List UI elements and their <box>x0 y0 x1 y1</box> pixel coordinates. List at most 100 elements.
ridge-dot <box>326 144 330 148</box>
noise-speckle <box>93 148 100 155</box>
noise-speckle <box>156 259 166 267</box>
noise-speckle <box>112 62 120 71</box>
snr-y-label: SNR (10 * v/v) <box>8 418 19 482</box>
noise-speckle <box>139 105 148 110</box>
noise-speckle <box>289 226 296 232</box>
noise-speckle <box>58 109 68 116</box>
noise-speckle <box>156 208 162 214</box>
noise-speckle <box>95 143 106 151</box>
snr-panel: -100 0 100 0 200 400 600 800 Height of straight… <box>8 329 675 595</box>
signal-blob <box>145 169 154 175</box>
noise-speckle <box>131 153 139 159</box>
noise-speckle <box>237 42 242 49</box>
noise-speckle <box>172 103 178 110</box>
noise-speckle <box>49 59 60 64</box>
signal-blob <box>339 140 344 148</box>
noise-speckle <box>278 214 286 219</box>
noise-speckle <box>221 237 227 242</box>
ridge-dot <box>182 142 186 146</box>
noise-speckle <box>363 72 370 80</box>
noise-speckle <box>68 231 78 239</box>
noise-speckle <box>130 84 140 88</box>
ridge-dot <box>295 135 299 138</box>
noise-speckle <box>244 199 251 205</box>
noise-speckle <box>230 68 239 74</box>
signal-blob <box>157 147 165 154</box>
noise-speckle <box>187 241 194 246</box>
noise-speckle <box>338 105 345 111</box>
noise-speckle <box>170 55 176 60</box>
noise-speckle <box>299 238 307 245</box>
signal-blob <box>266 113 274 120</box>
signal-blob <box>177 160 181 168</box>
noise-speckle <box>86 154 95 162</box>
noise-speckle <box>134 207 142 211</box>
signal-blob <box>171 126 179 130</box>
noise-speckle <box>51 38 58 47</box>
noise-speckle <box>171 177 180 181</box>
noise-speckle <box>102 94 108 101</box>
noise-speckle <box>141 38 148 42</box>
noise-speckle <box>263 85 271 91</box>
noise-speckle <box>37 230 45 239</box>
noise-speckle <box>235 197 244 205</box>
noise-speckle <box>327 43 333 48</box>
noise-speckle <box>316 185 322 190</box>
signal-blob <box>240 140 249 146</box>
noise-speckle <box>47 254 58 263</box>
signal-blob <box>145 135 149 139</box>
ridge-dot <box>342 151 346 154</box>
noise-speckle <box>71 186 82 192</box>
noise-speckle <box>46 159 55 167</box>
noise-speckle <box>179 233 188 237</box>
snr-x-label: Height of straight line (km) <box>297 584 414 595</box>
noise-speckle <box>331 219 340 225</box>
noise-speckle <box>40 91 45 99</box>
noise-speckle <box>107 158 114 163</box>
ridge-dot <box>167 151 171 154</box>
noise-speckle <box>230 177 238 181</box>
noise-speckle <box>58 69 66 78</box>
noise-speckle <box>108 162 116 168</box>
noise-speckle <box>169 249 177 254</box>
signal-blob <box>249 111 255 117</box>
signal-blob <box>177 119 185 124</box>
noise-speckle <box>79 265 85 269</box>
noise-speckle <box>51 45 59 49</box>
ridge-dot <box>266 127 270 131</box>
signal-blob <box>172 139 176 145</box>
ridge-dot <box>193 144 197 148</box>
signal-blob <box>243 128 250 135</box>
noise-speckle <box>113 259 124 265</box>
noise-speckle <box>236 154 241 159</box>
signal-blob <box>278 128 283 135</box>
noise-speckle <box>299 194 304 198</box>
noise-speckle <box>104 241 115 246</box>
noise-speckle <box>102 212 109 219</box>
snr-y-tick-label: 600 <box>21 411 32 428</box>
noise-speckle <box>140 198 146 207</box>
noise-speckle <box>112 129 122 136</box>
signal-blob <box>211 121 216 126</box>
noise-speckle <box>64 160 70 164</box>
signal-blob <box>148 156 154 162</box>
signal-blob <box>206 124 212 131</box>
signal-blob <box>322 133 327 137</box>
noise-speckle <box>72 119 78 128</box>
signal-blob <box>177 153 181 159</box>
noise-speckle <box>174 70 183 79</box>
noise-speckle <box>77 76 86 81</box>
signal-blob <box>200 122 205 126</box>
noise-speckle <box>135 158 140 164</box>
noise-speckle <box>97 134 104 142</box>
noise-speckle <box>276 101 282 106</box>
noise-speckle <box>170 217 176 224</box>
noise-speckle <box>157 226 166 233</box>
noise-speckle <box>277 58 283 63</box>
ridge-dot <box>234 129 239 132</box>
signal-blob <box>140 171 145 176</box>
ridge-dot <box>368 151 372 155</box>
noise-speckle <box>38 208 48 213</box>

» TASK PROMPT
Arrange everything from the first line down through the line containing "noise-speckle <box>58 109 68 116</box>", both included, as a JSON list of strings with one string per line and any blank lines omitted.

» ANSWER FOR THIS EXERCISE
[
  "List UI elements and their <box>x0 y0 x1 y1</box> pixel coordinates. List at most 100 elements.",
  "ridge-dot <box>326 144 330 148</box>",
  "noise-speckle <box>93 148 100 155</box>",
  "noise-speckle <box>156 259 166 267</box>",
  "noise-speckle <box>112 62 120 71</box>",
  "snr-y-label: SNR (10 * v/v) <box>8 418 19 482</box>",
  "noise-speckle <box>139 105 148 110</box>",
  "noise-speckle <box>289 226 296 232</box>",
  "noise-speckle <box>58 109 68 116</box>"
]